## Start TASK INPUT

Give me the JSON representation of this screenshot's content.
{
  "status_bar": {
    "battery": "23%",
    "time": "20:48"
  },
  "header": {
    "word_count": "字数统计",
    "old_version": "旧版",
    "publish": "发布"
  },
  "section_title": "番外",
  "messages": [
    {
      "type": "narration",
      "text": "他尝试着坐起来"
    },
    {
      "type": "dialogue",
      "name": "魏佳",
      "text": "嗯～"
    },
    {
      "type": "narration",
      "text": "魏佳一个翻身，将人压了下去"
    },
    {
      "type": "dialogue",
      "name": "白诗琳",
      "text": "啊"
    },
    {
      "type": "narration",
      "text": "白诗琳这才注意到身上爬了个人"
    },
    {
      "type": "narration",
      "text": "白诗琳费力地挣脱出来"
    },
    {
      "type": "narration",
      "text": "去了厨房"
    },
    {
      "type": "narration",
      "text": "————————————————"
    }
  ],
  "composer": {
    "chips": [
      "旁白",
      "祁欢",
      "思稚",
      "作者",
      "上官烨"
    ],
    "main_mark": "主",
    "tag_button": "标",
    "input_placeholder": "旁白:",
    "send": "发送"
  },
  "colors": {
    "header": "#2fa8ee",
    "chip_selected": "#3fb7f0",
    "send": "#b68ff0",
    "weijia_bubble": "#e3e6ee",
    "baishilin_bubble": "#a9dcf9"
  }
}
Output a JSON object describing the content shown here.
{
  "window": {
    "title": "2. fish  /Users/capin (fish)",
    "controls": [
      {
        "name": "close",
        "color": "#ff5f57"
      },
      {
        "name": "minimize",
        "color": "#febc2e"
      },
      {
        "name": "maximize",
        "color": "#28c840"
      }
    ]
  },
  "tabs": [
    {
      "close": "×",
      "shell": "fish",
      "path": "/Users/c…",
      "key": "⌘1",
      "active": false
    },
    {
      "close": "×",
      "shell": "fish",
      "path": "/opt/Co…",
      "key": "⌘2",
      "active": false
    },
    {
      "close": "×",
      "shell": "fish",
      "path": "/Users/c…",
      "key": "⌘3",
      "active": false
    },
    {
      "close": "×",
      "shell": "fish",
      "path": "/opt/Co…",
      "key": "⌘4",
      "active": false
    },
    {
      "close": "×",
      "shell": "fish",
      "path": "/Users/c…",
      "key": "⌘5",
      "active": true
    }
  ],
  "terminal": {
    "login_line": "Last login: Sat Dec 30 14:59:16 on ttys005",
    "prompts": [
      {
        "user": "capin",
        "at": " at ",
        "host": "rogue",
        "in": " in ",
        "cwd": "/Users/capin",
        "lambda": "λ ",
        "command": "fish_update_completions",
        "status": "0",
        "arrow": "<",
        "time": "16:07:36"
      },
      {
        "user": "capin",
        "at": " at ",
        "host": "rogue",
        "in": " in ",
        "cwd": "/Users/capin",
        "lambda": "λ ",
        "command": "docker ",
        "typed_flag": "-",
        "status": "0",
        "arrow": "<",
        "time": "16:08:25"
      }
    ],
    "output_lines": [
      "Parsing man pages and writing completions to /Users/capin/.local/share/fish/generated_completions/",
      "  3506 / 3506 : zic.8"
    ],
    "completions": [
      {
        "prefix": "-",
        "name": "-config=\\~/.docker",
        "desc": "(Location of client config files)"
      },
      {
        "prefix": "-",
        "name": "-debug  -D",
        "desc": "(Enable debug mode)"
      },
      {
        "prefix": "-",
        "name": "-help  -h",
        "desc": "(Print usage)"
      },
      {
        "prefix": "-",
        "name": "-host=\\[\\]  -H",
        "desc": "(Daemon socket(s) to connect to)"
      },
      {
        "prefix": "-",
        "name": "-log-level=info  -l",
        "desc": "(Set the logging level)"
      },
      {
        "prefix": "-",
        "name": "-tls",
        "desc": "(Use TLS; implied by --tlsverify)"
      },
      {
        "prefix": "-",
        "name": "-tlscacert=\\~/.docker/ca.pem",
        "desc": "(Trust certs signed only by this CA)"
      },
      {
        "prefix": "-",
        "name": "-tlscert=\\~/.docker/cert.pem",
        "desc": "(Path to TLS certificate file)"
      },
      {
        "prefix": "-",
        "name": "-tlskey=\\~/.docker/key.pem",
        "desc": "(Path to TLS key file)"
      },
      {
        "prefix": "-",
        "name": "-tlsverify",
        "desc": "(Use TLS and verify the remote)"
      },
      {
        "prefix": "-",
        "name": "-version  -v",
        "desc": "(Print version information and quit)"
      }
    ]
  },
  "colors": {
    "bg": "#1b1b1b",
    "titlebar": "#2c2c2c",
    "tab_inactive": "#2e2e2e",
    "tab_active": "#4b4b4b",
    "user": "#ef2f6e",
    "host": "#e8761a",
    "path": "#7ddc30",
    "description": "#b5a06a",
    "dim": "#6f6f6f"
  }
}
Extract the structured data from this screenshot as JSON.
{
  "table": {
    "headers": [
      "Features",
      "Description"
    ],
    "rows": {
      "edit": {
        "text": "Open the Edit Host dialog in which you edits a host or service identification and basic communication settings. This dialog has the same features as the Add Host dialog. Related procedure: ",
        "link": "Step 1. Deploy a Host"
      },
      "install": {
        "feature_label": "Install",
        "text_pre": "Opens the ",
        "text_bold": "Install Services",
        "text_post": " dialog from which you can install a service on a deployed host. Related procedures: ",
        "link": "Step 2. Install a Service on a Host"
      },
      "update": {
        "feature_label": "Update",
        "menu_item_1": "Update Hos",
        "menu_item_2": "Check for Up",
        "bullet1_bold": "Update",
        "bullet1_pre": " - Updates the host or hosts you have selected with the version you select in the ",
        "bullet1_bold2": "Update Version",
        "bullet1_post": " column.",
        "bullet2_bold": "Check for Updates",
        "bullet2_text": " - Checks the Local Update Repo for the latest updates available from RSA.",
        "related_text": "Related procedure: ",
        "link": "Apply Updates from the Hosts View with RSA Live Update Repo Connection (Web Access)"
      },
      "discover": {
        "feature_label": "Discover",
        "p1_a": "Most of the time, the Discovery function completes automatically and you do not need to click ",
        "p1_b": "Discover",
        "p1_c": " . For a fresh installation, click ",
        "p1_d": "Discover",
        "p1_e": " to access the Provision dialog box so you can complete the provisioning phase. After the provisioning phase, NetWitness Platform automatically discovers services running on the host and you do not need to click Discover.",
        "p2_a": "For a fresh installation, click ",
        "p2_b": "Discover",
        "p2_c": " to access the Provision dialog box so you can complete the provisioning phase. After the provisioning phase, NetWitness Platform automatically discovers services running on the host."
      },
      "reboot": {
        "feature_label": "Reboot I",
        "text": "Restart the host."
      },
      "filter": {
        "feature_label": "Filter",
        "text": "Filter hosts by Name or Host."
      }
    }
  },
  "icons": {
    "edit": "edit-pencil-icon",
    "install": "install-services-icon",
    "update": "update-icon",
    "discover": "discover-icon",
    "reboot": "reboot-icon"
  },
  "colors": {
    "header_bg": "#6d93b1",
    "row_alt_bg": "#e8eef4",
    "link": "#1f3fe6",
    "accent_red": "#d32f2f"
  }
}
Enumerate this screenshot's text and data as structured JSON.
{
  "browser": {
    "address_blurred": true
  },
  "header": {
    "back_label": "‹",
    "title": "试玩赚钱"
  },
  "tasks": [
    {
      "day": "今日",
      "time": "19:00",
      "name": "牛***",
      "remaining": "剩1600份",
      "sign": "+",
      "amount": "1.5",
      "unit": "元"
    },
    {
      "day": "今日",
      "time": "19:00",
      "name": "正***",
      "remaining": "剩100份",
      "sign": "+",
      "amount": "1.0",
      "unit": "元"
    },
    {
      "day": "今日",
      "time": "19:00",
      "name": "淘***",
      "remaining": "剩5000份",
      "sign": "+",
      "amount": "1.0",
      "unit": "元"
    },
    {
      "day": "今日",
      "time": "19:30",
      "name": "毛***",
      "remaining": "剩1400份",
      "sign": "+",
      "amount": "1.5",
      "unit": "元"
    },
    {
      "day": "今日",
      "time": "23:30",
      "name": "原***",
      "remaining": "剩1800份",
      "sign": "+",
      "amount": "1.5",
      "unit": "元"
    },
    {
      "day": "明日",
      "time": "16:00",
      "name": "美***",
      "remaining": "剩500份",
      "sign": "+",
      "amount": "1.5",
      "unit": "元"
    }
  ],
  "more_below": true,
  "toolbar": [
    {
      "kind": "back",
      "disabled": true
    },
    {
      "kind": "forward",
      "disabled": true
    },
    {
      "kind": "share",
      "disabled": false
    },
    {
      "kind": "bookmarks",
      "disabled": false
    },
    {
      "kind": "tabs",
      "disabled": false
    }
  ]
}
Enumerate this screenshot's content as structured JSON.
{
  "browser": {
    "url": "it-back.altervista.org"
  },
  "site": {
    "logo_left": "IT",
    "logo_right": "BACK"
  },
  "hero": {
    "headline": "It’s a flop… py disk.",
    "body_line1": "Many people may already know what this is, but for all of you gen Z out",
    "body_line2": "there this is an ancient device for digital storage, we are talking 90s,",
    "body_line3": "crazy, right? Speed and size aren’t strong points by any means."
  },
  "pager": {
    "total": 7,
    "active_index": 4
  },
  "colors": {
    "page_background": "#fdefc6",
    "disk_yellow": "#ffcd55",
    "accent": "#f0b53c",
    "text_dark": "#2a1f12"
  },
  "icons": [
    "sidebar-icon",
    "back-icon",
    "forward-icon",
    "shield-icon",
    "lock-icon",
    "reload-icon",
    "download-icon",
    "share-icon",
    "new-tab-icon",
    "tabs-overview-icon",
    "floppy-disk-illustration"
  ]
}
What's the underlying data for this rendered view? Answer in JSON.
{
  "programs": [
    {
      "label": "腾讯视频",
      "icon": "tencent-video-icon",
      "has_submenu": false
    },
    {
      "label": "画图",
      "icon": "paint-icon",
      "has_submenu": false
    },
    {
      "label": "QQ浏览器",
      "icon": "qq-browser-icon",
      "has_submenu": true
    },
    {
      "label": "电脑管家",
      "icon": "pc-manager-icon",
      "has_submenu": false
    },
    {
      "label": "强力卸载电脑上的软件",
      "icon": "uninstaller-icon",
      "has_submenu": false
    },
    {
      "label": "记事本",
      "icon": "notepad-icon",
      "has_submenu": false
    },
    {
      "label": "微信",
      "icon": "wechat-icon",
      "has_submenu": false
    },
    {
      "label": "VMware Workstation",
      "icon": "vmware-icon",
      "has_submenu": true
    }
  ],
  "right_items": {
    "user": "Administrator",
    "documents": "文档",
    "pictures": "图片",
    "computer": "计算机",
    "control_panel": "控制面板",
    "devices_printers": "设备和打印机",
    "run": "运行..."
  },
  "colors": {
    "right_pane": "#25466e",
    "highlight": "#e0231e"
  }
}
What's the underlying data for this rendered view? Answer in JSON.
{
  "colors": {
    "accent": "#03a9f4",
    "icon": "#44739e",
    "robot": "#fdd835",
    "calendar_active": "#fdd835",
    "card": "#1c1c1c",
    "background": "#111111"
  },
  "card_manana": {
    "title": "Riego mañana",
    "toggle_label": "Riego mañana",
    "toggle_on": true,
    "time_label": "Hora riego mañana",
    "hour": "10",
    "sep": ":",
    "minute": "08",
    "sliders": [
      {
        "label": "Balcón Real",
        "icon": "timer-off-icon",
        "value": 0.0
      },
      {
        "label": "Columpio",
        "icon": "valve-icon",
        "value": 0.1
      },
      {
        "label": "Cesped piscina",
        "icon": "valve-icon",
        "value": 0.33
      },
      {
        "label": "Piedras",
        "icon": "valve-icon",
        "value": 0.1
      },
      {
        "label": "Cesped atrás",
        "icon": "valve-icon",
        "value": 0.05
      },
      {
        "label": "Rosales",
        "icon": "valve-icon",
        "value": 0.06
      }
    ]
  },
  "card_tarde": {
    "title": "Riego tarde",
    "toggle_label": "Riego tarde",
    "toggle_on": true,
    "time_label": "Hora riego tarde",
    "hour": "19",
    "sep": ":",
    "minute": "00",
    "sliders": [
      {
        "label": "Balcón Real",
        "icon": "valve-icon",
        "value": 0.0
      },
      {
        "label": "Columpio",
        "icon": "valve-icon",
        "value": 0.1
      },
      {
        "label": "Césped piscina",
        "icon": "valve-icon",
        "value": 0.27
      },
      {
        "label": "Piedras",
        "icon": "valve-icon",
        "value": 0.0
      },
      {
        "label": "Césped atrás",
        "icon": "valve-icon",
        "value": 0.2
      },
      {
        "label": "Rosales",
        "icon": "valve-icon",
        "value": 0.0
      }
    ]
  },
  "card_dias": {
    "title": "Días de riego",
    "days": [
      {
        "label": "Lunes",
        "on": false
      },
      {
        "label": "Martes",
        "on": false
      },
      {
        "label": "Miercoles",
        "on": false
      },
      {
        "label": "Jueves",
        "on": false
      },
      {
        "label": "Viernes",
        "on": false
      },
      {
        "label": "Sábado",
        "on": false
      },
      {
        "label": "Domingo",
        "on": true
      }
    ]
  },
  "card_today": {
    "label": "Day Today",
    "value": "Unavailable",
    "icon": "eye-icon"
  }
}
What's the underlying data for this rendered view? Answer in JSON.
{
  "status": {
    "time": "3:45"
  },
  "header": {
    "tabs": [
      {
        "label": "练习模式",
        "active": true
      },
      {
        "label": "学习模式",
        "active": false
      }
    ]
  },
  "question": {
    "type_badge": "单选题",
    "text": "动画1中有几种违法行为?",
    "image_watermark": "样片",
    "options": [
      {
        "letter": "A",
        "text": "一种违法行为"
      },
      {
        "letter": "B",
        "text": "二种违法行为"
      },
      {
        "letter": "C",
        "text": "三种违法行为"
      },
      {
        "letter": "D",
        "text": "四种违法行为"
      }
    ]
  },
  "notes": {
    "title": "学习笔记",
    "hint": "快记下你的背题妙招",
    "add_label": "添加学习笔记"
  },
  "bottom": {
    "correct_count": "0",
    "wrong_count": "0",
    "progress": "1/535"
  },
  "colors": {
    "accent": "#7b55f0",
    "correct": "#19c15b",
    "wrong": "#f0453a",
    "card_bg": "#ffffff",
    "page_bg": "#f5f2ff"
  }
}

## End TASK INPUT

Pick out each line containing "kind" and report it.

      "kind": "back",
      "kind": "forward",
      "kind": "share",
      "kind": "bookmarks",
      "kind": "tabs",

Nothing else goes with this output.